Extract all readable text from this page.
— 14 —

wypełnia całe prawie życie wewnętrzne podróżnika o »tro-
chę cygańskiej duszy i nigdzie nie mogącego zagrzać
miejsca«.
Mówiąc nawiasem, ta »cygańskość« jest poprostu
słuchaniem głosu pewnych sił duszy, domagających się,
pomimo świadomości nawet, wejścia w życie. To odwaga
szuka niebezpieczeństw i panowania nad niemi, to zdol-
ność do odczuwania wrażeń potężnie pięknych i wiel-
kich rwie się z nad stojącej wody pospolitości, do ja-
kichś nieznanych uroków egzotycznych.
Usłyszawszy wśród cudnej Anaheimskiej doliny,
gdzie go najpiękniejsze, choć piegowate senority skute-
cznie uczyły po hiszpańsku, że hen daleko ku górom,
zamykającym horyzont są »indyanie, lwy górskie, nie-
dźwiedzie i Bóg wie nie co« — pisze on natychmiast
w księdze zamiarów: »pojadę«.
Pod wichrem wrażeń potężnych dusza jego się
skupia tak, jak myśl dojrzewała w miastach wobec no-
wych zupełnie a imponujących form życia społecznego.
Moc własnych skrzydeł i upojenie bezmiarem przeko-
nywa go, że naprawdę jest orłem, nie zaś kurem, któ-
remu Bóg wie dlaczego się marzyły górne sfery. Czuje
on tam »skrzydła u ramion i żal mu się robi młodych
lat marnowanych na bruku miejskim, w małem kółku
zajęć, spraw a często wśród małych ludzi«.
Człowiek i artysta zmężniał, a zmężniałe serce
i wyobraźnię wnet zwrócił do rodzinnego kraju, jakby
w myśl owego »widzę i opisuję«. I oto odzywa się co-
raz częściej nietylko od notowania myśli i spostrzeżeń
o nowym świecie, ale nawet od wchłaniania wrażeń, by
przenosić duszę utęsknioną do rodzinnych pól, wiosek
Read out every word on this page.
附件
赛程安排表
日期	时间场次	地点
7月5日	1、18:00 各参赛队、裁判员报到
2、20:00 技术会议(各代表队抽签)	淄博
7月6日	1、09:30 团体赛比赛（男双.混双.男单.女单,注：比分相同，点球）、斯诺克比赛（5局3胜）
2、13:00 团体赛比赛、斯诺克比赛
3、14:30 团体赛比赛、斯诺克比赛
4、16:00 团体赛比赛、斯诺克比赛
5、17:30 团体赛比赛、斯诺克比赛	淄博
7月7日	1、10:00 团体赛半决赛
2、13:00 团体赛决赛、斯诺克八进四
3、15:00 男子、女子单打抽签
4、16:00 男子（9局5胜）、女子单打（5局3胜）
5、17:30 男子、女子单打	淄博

▸ **Requirements**
The lines to reproduce run from the line containing "Read out every word on this page." to the end of the listing; write them out exactly and add nothing.

▸ **Complete response**
Read out every word on this page.
附件
赛程安排表
日期	时间场次	地点
7月5日	1、18:00 各参赛队、裁判员报到
2、20:00 技术会议(各代表队抽签)	淄博
7月6日	1、09:30 团体赛比赛（男双.混双.男单.女单,注：比分相同，点球）、斯诺克比赛（5局3胜）
2、13:00 团体赛比赛、斯诺克比赛
3、14:30 团体赛比赛、斯诺克比赛
4、16:00 团体赛比赛、斯诺克比赛
5、17:30 团体赛比赛、斯诺克比赛	淄博
7月7日	1、10:00 团体赛半决赛
2、13:00 团体赛决赛、斯诺克八进四
3、15:00 男子、女子单打抽签
4、16:00 男子（9局5胜）、女子单打（5局3胜）
5、17:30 男子、女子单打	淄博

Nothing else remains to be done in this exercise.